[Saved entries]
-- start --

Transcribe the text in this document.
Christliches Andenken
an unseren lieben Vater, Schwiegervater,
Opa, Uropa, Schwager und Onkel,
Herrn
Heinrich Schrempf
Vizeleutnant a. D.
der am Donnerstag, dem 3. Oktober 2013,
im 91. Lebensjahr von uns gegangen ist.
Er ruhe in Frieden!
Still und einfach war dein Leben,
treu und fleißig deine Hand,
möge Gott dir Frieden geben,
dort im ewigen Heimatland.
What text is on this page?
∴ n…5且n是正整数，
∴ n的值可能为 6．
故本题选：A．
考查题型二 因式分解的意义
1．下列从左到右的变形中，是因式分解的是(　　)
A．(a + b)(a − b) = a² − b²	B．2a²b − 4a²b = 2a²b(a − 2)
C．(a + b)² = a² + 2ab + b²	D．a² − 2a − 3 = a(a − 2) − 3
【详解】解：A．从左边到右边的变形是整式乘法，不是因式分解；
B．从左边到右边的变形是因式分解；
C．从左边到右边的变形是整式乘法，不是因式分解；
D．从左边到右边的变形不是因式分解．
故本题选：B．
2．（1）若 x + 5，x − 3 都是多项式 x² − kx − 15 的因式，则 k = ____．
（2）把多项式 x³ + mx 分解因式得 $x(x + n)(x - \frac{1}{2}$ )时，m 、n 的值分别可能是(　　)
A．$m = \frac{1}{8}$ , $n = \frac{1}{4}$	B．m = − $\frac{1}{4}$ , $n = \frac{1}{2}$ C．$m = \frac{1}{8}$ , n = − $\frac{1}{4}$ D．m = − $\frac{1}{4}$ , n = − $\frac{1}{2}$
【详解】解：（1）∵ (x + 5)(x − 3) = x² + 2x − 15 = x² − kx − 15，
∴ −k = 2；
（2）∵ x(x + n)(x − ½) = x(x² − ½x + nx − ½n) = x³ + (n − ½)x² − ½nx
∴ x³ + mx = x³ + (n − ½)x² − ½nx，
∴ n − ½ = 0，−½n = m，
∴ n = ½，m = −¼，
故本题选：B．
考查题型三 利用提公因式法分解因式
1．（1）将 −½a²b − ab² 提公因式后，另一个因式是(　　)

-- end --
-- start --

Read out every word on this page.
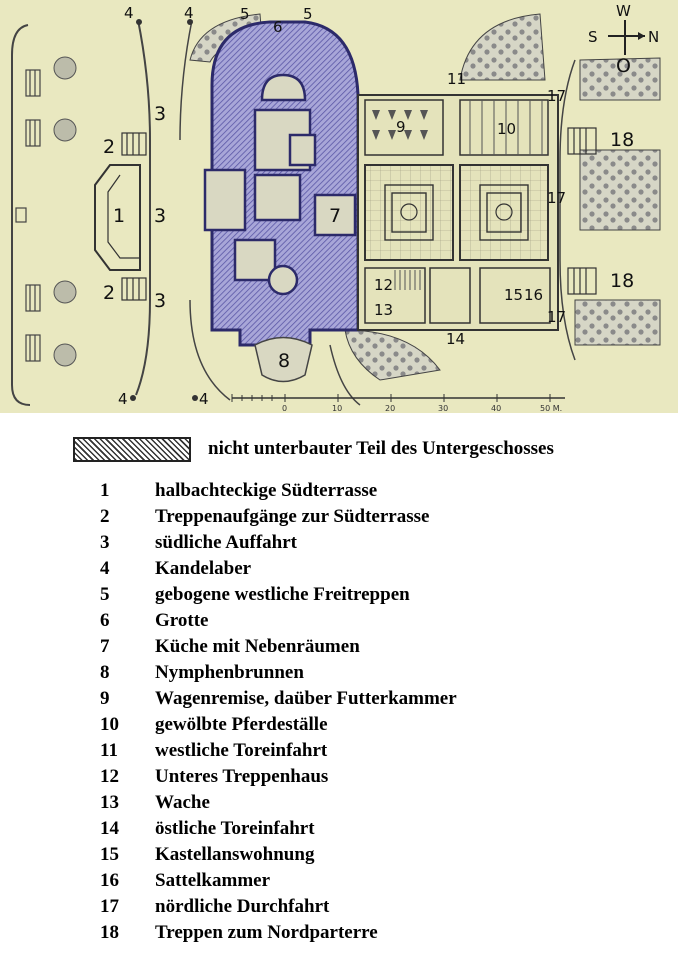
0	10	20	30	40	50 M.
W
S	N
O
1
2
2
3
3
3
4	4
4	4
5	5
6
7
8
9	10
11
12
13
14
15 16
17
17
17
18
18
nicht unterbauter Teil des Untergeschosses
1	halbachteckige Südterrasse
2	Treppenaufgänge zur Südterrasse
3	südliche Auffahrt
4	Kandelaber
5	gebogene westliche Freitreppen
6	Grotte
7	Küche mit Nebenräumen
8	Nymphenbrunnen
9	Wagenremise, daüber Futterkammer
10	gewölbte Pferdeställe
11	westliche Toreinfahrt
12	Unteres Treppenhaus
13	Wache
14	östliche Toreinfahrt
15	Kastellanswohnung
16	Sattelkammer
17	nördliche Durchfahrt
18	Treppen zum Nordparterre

-- end --
-- start --

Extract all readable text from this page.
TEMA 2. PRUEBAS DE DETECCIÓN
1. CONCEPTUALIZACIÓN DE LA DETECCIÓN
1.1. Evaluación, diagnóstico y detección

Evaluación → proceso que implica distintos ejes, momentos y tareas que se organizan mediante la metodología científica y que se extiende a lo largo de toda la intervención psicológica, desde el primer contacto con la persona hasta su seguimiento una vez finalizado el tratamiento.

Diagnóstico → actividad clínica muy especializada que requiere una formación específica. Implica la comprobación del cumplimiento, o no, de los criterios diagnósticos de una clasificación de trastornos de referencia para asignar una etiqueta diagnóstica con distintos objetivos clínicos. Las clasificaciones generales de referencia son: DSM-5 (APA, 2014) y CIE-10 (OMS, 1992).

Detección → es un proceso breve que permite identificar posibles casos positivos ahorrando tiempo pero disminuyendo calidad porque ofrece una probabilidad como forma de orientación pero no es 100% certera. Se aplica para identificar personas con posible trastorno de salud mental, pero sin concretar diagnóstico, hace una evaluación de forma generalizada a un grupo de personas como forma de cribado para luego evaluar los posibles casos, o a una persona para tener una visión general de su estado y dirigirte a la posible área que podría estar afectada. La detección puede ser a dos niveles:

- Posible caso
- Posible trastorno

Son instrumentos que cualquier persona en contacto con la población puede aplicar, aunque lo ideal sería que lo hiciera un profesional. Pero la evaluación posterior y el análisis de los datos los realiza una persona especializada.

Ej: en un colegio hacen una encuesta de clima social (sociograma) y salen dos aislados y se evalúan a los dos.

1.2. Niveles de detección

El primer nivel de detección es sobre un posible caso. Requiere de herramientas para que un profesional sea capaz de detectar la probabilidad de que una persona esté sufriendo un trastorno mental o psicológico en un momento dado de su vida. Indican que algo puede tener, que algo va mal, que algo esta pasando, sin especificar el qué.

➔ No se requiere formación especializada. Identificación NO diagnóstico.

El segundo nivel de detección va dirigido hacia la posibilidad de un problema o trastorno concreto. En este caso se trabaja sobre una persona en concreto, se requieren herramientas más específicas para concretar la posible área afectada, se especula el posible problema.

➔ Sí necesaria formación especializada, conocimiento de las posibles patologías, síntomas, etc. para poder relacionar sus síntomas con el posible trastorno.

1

-- end --

### Short task
Give every line of the material that includes the string "Frieden".

### Correct result
Er ruhe in Frieden!
möge Gott dir Frieden geben,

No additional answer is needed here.